**DATA FOR THE TASK**:

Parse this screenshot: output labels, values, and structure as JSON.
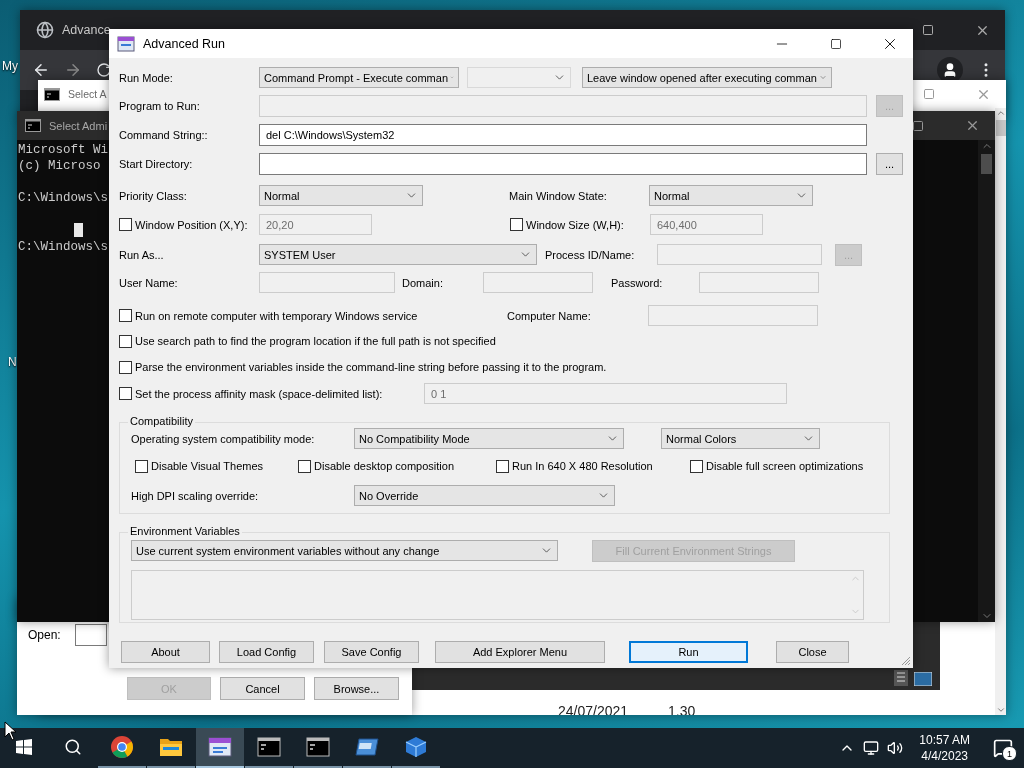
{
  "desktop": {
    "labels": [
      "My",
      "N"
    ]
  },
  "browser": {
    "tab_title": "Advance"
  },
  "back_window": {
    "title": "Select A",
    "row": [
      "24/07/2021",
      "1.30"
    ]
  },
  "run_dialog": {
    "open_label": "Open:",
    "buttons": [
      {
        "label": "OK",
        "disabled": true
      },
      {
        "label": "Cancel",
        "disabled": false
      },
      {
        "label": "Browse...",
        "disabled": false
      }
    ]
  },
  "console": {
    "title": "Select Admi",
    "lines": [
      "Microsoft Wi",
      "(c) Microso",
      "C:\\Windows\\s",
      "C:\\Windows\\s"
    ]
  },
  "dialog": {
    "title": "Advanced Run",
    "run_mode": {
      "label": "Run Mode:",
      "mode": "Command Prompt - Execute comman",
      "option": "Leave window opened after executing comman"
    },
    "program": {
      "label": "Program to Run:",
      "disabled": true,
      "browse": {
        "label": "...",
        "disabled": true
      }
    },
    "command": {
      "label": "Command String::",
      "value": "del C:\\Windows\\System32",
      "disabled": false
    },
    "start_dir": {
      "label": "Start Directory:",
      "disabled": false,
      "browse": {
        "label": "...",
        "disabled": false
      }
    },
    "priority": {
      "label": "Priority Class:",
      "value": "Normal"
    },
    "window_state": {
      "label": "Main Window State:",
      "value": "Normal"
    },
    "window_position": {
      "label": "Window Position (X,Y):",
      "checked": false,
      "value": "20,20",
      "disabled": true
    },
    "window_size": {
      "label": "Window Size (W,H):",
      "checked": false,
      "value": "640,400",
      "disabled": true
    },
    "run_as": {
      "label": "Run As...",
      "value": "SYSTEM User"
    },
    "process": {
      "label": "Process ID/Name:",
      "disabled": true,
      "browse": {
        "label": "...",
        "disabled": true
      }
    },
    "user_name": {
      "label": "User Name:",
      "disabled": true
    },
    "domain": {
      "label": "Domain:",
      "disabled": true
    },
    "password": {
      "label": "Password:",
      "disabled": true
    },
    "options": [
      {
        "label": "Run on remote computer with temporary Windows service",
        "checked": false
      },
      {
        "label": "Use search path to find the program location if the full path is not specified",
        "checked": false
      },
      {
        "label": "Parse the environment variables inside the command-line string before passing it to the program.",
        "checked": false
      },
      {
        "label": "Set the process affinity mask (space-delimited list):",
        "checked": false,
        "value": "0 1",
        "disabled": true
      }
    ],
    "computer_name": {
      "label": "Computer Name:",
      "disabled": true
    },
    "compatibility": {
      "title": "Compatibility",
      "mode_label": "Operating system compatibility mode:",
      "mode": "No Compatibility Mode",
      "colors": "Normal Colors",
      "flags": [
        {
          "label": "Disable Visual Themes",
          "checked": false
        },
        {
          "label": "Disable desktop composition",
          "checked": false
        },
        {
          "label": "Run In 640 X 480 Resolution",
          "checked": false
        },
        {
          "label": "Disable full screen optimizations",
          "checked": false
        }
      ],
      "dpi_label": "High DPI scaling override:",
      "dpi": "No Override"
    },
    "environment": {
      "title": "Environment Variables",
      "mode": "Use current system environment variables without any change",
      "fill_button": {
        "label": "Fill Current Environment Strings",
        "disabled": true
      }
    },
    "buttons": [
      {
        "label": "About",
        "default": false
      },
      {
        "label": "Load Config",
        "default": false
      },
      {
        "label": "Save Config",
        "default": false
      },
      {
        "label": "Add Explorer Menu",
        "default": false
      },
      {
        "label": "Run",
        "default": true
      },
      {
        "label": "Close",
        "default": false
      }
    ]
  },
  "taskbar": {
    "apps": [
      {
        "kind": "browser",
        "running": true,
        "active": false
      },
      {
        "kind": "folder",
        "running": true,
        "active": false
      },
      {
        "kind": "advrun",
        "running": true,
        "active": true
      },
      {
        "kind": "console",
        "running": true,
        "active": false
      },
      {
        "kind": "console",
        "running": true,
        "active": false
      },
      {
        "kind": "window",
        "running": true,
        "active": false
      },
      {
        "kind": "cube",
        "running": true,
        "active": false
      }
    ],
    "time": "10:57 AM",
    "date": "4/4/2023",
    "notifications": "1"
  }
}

--

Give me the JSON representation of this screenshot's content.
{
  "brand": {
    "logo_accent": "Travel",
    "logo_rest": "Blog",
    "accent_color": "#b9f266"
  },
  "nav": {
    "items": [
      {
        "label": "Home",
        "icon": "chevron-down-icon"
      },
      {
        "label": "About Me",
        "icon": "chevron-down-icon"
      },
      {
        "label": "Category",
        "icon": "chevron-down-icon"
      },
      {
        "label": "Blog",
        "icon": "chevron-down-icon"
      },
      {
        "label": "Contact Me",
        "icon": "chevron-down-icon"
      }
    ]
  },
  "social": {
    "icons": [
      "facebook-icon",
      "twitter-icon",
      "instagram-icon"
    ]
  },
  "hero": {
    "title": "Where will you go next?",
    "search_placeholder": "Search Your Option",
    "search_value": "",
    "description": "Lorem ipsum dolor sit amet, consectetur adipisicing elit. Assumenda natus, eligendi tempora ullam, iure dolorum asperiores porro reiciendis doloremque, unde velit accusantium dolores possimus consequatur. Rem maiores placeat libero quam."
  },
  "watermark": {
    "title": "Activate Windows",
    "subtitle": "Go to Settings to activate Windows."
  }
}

**THE EXERCISE**:
Pick out all lines containing the string "Windows".

**RESPONSE FOR THIS EXERCISE**:
      "C:\\Windows\\s",
      "C:\\Windows\\s"
      "value": "del C:\\Windows\\System32",
        "label": "Run on remote computer with temporary Windows service",
    "title": "Activate Windows",
    "subtitle": "Go to Settings to activate Windows."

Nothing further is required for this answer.